PROBLEM TO SOLVE:
Pick out all lines of the entries that include the word "delägare" and copy them.

[Rows from a figure dataset]
§

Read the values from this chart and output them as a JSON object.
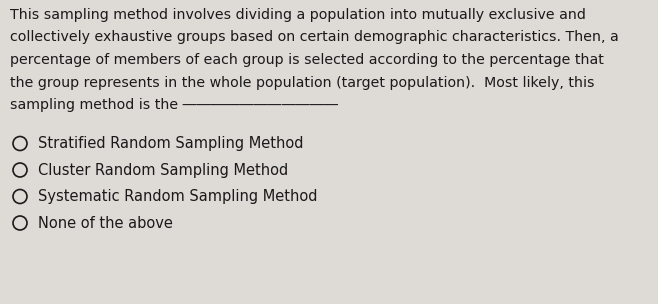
{
  "background_color": "#dedad6",
  "text_color": "#1a1a1a",
  "paragraph_lines": [
    "This sampling method involves dividing a population into mutually exclusive and",
    "collectively exhaustive groups based on certain demographic characteristics. Then, a",
    "percentage of members of each group is selected according to the percentage that",
    "the group represents in the whole population (target population).  Most likely, this",
    "sampling method is the ―――――――――――"
  ],
  "options": [
    "Stratified Random Sampling Method",
    "Cluster Random Sampling Method",
    "Systematic Random Sampling Method",
    "None of the above"
  ],
  "font_size_paragraph": 10.2,
  "font_size_options": 10.5,
  "fig_width": 6.58,
  "fig_height": 3.04,
  "dpi": 100
}
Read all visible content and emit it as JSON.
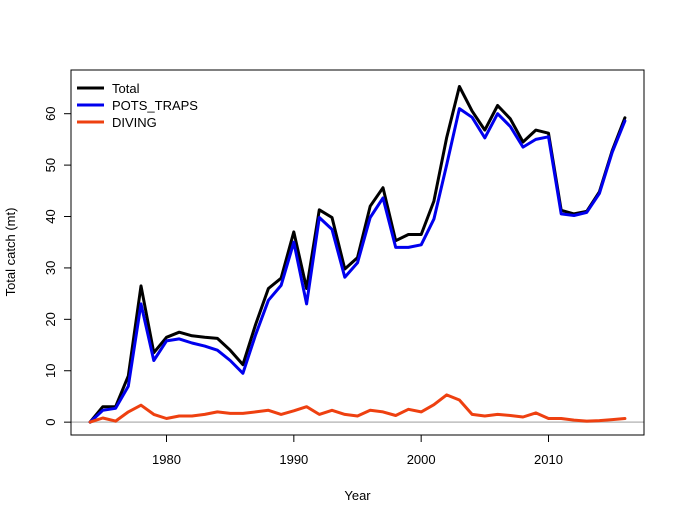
{
  "chart_data": {
    "type": "line",
    "title": "",
    "xlabel": "Year",
    "ylabel": "Total catch (mt)",
    "xlim": [
      1972.5,
      2017.5
    ],
    "ylim": [
      -2.5,
      68.5
    ],
    "xticks": [
      1980,
      1990,
      2000,
      2010
    ],
    "yticks": [
      0,
      10,
      20,
      30,
      40,
      50,
      60
    ],
    "reference_line": 0,
    "legend_position": "top-left",
    "x": [
      1974,
      1975,
      1976,
      1977,
      1978,
      1979,
      1980,
      1981,
      1982,
      1983,
      1984,
      1985,
      1986,
      1987,
      1988,
      1989,
      1990,
      1991,
      1992,
      1993,
      1994,
      1995,
      1996,
      1997,
      1998,
      1999,
      2000,
      2001,
      2002,
      2003,
      2004,
      2005,
      2006,
      2007,
      2008,
      2009,
      2010,
      2011,
      2012,
      2013,
      2014,
      2015,
      2016
    ],
    "series": [
      {
        "name": "Total",
        "color": "#000000",
        "values": [
          0,
          3,
          3,
          9,
          26.5,
          13.5,
          16.5,
          17.5,
          16.8,
          16.5,
          16.3,
          14,
          11.2,
          19,
          26,
          28,
          37,
          26,
          41.3,
          39.8,
          29.8,
          32,
          42,
          45.6,
          35.3,
          36.5,
          36.5,
          43,
          55.3,
          65.3,
          60.5,
          56.8,
          61.6,
          59,
          54.5,
          56.8,
          56.2,
          41.2,
          40.5,
          41,
          44.8,
          52.8,
          59.2
        ]
      },
      {
        "name": "POTS_TRAPS",
        "color": "#0000ee",
        "values": [
          0,
          2.3,
          2.7,
          7,
          23,
          12,
          15.8,
          16.2,
          15.4,
          14.8,
          14,
          12,
          9.5,
          17,
          23.7,
          26.6,
          35,
          23,
          39.8,
          37.5,
          28.2,
          31,
          39.8,
          43.6,
          34,
          34,
          34.5,
          39.5,
          50,
          61,
          59.3,
          55.3,
          60,
          57.5,
          53.5,
          55,
          55.5,
          40.5,
          40.2,
          40.8,
          44.5,
          52.5,
          58.6
        ]
      },
      {
        "name": "DIVING",
        "color": "#ee4010",
        "values": [
          0,
          0.8,
          0.2,
          2,
          3.3,
          1.5,
          0.7,
          1.2,
          1.2,
          1.5,
          2,
          1.7,
          1.7,
          2,
          2.3,
          1.5,
          2.2,
          3,
          1.5,
          2.3,
          1.5,
          1.2,
          2.3,
          2,
          1.3,
          2.5,
          2,
          3.4,
          5.3,
          4.3,
          1.5,
          1.2,
          1.5,
          1.3,
          1,
          1.8,
          0.7,
          0.7,
          0.4,
          0.2,
          0.3,
          0.5,
          0.7
        ]
      }
    ]
  }
}
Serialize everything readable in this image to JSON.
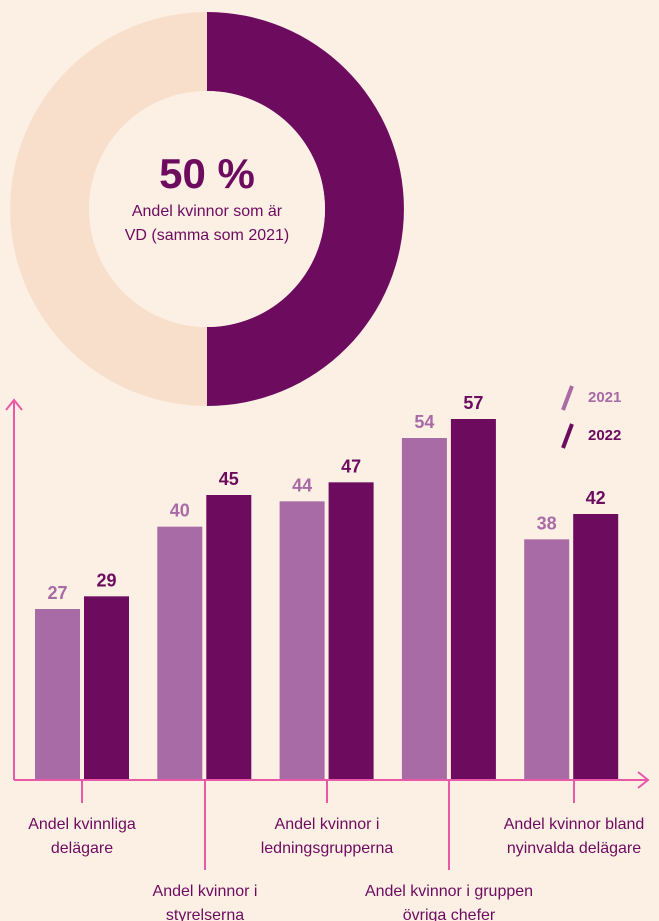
{
  "chart_data": [
    {
      "type": "donut",
      "values": [
        50,
        50
      ],
      "value_labels": [
        "50 %",
        null
      ],
      "colors": [
        "#6d0b5f",
        "#f8dfcb"
      ],
      "annotation": "Andel kvinnor som är VD (samma som 2021)"
    },
    {
      "type": "bar",
      "categories": [
        "Andel kvinnliga delägare",
        "Andel kvinnor i styrelserna",
        "Andel kvinnor i ledningsgrupperna",
        "Andel kvinnor i gruppen övriga chefer",
        "Andel kvinnor bland nyinvalda delägare"
      ],
      "series": [
        {
          "name": "2021",
          "color": "#a96ba6",
          "values": [
            27,
            40,
            44,
            54,
            38
          ]
        },
        {
          "name": "2022",
          "color": "#6d0b5f",
          "values": [
            29,
            45,
            47,
            57,
            42
          ]
        }
      ],
      "ylim": [
        0,
        60
      ],
      "legend": "top-right",
      "axis_color": "#e85aa8"
    }
  ]
}
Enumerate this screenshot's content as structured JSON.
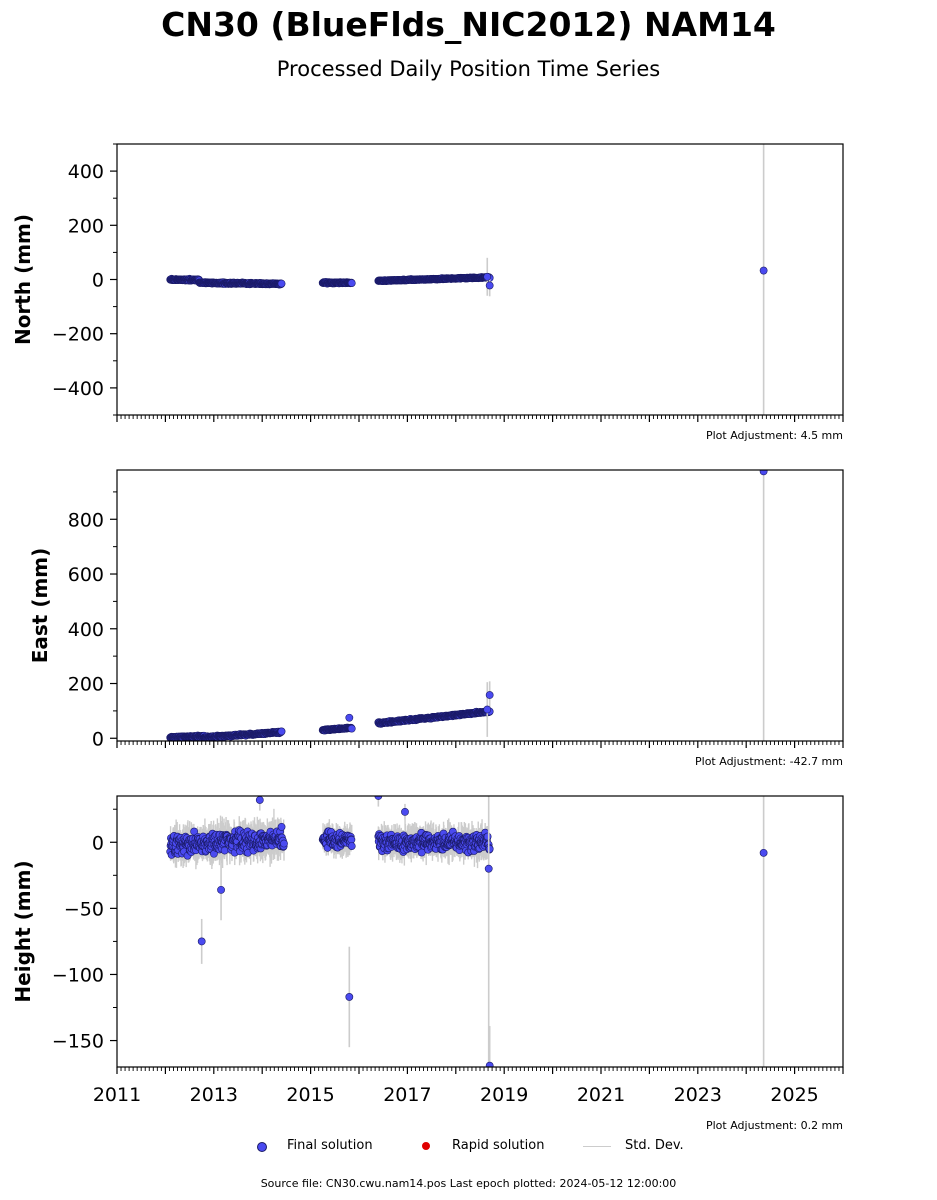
{
  "figure": {
    "title": "CN30 (BlueFlds_NIC2012) NAM14",
    "subtitle": "Processed Daily Position Time Series",
    "source_note": "Source file: CN30.cwu.nam14.pos  Last epoch plotted: 2024-05-12 12:00:00"
  },
  "legend": {
    "final": "Final solution",
    "rapid": "Rapid solution",
    "std": "Std. Dev."
  },
  "colors": {
    "final": "#4a4af0",
    "final_edge": "#1a1a66",
    "rapid": "#e00000",
    "std": "#cccccc"
  },
  "chart_data": [
    {
      "type": "scatter",
      "ylabel": "North (mm)",
      "ylim": [
        -500,
        500
      ],
      "yticks": [
        -400,
        -200,
        0,
        200,
        400
      ],
      "xlim": [
        2011,
        2026
      ],
      "adjustment": "Plot Adjustment: 4.5 mm",
      "segments": [
        {
          "x": [
            2012.1,
            2012.7
          ],
          "y": [
            0,
            -2
          ],
          "spread": 4
        },
        {
          "x": [
            2012.7,
            2014.4
          ],
          "y": [
            -12,
            -16
          ],
          "spread": 4
        },
        {
          "x": [
            2015.25,
            2015.85
          ],
          "y": [
            -12,
            -12
          ],
          "spread": 3
        },
        {
          "x": [
            2016.4,
            2018.7
          ],
          "y": [
            -5,
            8
          ],
          "spread": 3
        }
      ],
      "outliers": [
        {
          "x": 2018.7,
          "y": -22,
          "err": 40
        },
        {
          "x": 2018.65,
          "y": 10,
          "err": 70
        },
        {
          "x": 2024.36,
          "y": 33,
          "err": 900
        }
      ]
    },
    {
      "type": "scatter",
      "ylabel": "East (mm)",
      "ylim": [
        -10,
        980
      ],
      "yticks": [
        0,
        200,
        400,
        600,
        800
      ],
      "xlim": [
        2011,
        2026
      ],
      "adjustment": "Plot Adjustment: -42.7 mm",
      "segments": [
        {
          "x": [
            2012.1,
            2012.8
          ],
          "y": [
            2,
            8
          ],
          "spread": 4
        },
        {
          "x": [
            2012.8,
            2014.4
          ],
          "y": [
            3,
            22
          ],
          "spread": 4
        },
        {
          "x": [
            2015.25,
            2015.85
          ],
          "y": [
            30,
            38
          ],
          "spread": 3
        },
        {
          "x": [
            2016.4,
            2018.7
          ],
          "y": [
            55,
            98
          ],
          "spread": 4
        }
      ],
      "outliers": [
        {
          "x": 2015.8,
          "y": 75,
          "err": 8
        },
        {
          "x": 2018.7,
          "y": 158,
          "err": 50
        },
        {
          "x": 2018.65,
          "y": 105,
          "err": 100
        },
        {
          "x": 2024.36,
          "y": 975,
          "err": 1000
        }
      ]
    },
    {
      "type": "scatter",
      "ylabel": "Height (mm)",
      "ylim": [
        -170,
        35
      ],
      "yticks": [
        -150,
        -100,
        -50,
        0
      ],
      "xlim": [
        2011,
        2026
      ],
      "xticks": [
        2011,
        2013,
        2015,
        2017,
        2019,
        2021,
        2023,
        2025
      ],
      "adjustment": "Plot Adjustment: 0.2 mm",
      "segments": [
        {
          "x": [
            2012.1,
            2014.45
          ],
          "y": [
            -2,
            2
          ],
          "spread": 10
        },
        {
          "x": [
            2015.25,
            2015.85
          ],
          "y": [
            2,
            2
          ],
          "spread": 8
        },
        {
          "x": [
            2016.4,
            2018.7
          ],
          "y": [
            0,
            0
          ],
          "spread": 9
        }
      ],
      "outliers": [
        {
          "x": 2012.75,
          "y": -75,
          "err": 17
        },
        {
          "x": 2013.15,
          "y": -36,
          "err": 23
        },
        {
          "x": 2013.95,
          "y": 32,
          "err": 8
        },
        {
          "x": 2015.8,
          "y": -117,
          "err": 38
        },
        {
          "x": 2016.4,
          "y": 35,
          "err": 8
        },
        {
          "x": 2016.95,
          "y": 23,
          "err": 6
        },
        {
          "x": 2018.7,
          "y": -169,
          "err": 30
        },
        {
          "x": 2018.68,
          "y": -20,
          "err": 200
        },
        {
          "x": 2024.36,
          "y": -8,
          "err": 250
        }
      ]
    }
  ]
}
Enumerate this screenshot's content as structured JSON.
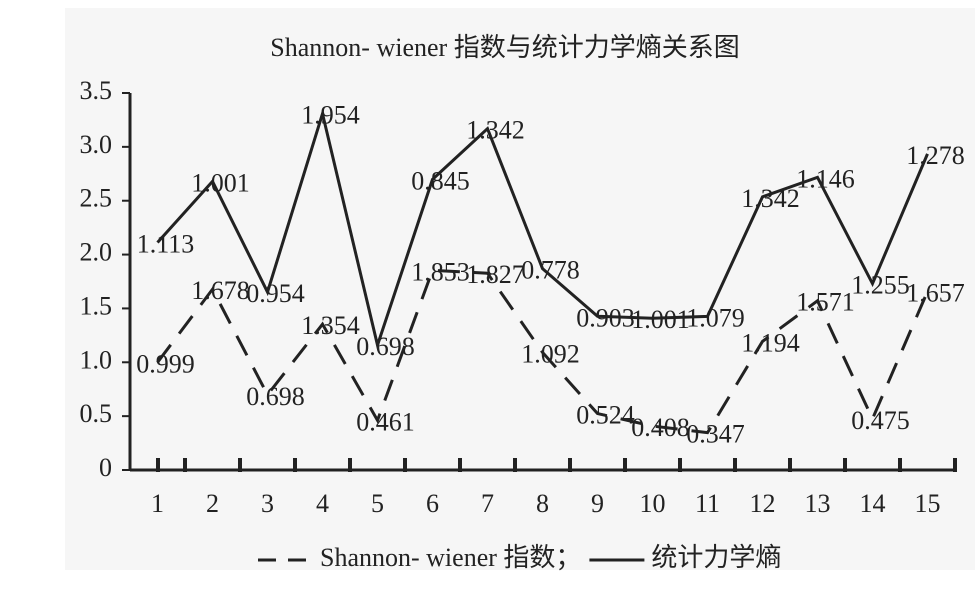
{
  "chart_data": {
    "type": "line",
    "stacked": true,
    "title": "Shannon- wiener 指数与统计力学熵关系图",
    "categories": [
      "1",
      "2",
      "3",
      "4",
      "5",
      "6",
      "7",
      "8",
      "9",
      "10",
      "11",
      "12",
      "13",
      "14",
      "15"
    ],
    "series": [
      {
        "name": "Shannon- wiener 指数；",
        "color": "#222222",
        "dash": true,
        "values": [
          0.999,
          1.678,
          0.698,
          1.354,
          0.461,
          1.853,
          1.827,
          1.092,
          0.524,
          0.408,
          0.347,
          1.194,
          1.571,
          0.475,
          1.657
        ]
      },
      {
        "name": "统计力学熵",
        "color": "#222222",
        "dash": false,
        "values": [
          1.113,
          1.001,
          0.954,
          1.954,
          0.698,
          0.845,
          1.342,
          0.778,
          0.903,
          1.001,
          1.079,
          1.342,
          1.146,
          1.255,
          1.278
        ]
      }
    ],
    "ylim": [
      0,
      3.5
    ],
    "yticks": [
      0,
      0.5,
      {
        "value": 1,
        "label": "1.0"
      },
      1.5,
      {
        "value": 2,
        "label": "2.0"
      },
      2.5,
      {
        "value": 3,
        "label": "3.0"
      },
      3.5
    ],
    "grid": false,
    "legend": "bottom"
  }
}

§

SOLUTION TO THE EXERCISE:
        "Andel kvinnliga delägare",
        "Andel kvinnor bland nyinvalda delägare"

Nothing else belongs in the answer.